Items:
______

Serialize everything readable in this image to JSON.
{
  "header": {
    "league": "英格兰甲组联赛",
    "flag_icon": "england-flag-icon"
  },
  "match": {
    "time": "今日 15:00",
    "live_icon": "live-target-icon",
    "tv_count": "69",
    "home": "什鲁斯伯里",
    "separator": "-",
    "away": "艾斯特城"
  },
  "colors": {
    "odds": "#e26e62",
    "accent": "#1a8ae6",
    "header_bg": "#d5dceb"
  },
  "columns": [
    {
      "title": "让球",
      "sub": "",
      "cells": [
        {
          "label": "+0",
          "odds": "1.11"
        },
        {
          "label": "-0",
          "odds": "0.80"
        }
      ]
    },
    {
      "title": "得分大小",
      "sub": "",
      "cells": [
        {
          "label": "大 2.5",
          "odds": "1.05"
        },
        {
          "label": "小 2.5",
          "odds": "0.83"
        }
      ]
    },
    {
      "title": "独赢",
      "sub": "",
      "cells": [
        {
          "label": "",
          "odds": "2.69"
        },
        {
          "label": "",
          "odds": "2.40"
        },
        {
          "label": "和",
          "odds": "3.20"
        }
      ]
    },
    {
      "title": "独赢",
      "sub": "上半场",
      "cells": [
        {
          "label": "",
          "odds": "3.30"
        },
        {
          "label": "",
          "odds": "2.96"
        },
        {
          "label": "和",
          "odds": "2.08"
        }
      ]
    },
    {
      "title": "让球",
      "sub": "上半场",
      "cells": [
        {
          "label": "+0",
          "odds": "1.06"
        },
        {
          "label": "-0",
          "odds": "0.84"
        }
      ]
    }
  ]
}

______

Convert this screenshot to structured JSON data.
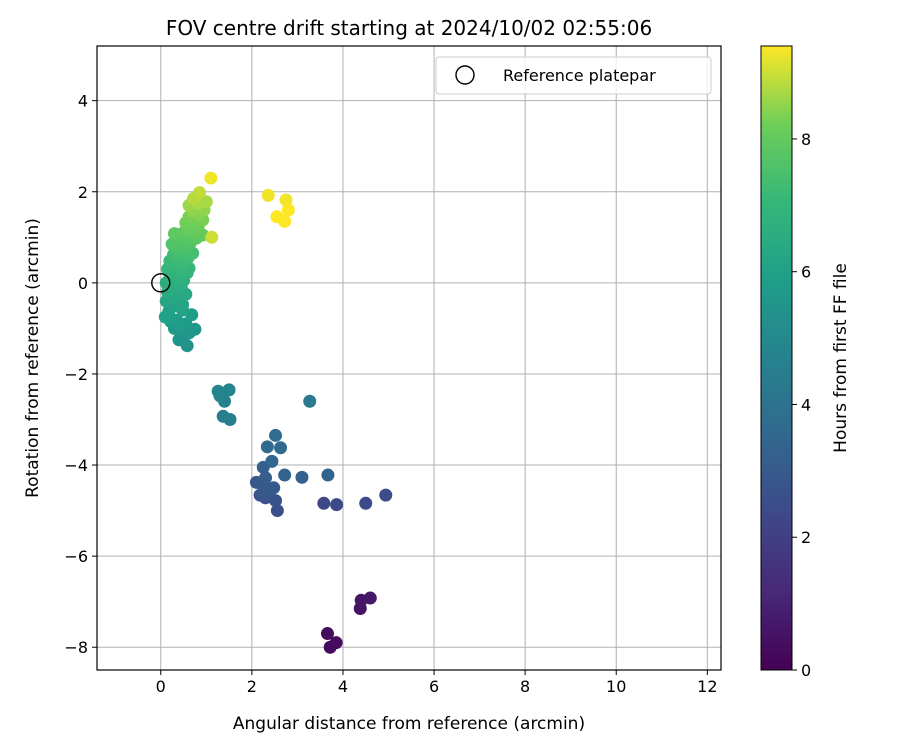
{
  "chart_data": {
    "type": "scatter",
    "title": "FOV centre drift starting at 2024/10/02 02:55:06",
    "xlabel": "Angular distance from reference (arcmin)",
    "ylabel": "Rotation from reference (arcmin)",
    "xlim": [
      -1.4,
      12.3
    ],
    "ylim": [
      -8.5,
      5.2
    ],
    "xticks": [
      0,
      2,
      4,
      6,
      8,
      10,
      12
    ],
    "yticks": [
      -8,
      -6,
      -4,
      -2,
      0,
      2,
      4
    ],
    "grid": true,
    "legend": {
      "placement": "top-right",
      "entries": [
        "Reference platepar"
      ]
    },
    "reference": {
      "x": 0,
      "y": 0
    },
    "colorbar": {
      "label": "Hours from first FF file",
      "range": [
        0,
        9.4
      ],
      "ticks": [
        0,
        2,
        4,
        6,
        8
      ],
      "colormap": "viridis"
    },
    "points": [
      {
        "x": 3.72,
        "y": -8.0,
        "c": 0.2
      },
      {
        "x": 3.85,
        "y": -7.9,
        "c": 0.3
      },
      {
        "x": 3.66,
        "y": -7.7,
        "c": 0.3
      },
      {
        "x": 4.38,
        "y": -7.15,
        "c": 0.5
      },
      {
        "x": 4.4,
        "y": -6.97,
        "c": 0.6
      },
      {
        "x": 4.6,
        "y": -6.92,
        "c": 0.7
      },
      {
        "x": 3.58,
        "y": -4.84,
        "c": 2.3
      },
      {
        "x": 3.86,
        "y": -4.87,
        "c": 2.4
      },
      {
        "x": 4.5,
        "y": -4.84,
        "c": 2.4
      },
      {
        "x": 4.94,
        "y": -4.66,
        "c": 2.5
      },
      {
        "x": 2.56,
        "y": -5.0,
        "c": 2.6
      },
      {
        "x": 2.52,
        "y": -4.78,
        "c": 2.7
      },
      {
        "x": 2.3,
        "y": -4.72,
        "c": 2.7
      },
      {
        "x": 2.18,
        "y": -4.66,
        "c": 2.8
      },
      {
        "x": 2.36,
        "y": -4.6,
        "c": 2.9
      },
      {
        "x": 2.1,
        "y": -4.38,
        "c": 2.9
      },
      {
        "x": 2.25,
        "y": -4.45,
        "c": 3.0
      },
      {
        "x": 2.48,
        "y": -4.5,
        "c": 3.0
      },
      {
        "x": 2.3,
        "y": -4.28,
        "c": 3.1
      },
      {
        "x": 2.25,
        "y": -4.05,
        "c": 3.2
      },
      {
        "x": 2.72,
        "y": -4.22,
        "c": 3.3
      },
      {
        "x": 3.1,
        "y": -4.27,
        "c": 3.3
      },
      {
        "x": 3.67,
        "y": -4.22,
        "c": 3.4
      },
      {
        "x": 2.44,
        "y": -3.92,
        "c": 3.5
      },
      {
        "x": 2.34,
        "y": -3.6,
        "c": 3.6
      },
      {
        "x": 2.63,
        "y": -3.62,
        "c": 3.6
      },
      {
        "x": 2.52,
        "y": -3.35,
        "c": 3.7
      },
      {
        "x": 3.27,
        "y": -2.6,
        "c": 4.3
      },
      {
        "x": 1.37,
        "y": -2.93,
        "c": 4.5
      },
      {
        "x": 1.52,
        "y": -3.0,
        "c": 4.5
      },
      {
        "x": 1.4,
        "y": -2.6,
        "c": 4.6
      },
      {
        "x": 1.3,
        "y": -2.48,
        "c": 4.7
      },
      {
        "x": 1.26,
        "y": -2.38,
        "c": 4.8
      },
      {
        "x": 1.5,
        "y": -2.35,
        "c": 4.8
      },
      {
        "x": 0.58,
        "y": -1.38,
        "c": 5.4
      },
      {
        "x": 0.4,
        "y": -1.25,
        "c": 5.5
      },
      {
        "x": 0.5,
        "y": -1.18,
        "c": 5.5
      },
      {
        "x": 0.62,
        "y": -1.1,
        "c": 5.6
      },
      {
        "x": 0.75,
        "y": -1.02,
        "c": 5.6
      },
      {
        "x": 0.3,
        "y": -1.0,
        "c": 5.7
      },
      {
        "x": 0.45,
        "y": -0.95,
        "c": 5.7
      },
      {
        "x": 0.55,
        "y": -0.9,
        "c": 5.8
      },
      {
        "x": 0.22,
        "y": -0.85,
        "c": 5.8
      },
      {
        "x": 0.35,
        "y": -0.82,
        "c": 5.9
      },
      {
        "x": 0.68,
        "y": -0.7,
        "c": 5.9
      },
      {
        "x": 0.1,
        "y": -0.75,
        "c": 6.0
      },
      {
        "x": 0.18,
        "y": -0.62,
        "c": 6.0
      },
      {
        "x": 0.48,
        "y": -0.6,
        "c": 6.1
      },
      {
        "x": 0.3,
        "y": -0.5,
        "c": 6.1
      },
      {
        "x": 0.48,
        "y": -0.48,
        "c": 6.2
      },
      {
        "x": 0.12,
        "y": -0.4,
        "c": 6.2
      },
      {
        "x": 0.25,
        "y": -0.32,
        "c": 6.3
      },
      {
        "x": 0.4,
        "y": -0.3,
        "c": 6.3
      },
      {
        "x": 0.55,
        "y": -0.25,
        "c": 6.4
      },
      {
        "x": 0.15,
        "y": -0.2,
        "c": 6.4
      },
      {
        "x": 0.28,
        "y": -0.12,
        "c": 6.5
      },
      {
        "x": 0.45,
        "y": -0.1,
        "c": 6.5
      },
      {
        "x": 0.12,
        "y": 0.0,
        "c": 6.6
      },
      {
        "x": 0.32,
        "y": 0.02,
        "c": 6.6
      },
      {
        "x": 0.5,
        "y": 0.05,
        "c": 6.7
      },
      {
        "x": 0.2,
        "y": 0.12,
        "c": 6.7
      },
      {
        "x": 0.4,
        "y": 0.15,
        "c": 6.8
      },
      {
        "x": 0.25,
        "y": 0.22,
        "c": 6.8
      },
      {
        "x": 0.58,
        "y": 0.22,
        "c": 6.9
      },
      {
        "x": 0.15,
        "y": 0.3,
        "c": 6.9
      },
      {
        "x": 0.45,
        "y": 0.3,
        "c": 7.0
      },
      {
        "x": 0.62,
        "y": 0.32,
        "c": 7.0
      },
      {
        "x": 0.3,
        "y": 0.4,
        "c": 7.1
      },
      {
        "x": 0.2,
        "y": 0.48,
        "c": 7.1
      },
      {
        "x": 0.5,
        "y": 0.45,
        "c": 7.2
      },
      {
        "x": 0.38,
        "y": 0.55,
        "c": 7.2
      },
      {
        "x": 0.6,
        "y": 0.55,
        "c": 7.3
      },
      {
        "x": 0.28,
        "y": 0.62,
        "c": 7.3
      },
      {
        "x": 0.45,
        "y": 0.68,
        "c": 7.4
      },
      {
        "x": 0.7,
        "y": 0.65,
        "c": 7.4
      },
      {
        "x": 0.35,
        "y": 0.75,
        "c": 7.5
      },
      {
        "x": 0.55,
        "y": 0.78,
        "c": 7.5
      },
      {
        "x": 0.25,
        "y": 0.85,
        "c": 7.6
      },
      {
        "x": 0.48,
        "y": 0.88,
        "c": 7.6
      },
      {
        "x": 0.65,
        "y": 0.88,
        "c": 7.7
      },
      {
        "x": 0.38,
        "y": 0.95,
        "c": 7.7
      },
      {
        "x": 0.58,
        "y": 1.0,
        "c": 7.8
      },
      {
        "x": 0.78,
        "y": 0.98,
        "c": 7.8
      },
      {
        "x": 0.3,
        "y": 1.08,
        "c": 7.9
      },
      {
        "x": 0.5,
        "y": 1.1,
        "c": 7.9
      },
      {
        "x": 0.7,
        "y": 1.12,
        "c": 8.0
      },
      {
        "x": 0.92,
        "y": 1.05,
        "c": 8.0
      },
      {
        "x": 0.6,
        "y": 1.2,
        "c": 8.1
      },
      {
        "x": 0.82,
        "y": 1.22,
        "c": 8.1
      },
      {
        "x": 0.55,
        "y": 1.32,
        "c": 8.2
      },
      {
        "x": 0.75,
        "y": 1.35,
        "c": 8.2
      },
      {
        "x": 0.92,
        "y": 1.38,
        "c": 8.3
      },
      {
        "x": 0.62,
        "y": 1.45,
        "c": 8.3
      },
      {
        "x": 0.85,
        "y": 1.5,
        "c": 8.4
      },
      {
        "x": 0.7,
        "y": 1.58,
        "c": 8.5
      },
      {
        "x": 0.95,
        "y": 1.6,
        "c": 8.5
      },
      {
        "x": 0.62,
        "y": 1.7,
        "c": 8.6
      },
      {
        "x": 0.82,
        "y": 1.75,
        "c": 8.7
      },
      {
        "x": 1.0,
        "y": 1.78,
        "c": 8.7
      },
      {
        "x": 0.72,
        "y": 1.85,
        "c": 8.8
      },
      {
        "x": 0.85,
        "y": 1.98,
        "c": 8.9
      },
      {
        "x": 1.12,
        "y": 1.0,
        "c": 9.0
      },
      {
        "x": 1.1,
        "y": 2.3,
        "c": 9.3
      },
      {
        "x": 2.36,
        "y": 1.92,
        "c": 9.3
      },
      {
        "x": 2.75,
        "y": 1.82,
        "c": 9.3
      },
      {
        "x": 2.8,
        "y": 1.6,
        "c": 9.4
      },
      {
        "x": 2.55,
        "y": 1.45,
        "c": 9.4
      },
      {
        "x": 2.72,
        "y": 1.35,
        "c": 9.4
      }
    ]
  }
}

______

Problem to solve: Pull out every line of the entries that includes the word "arcmin".

Correct response:
    "xlabel": "Angular distance from reference (arcmin)",
    "ylabel": "Rotation from reference (arcmin)",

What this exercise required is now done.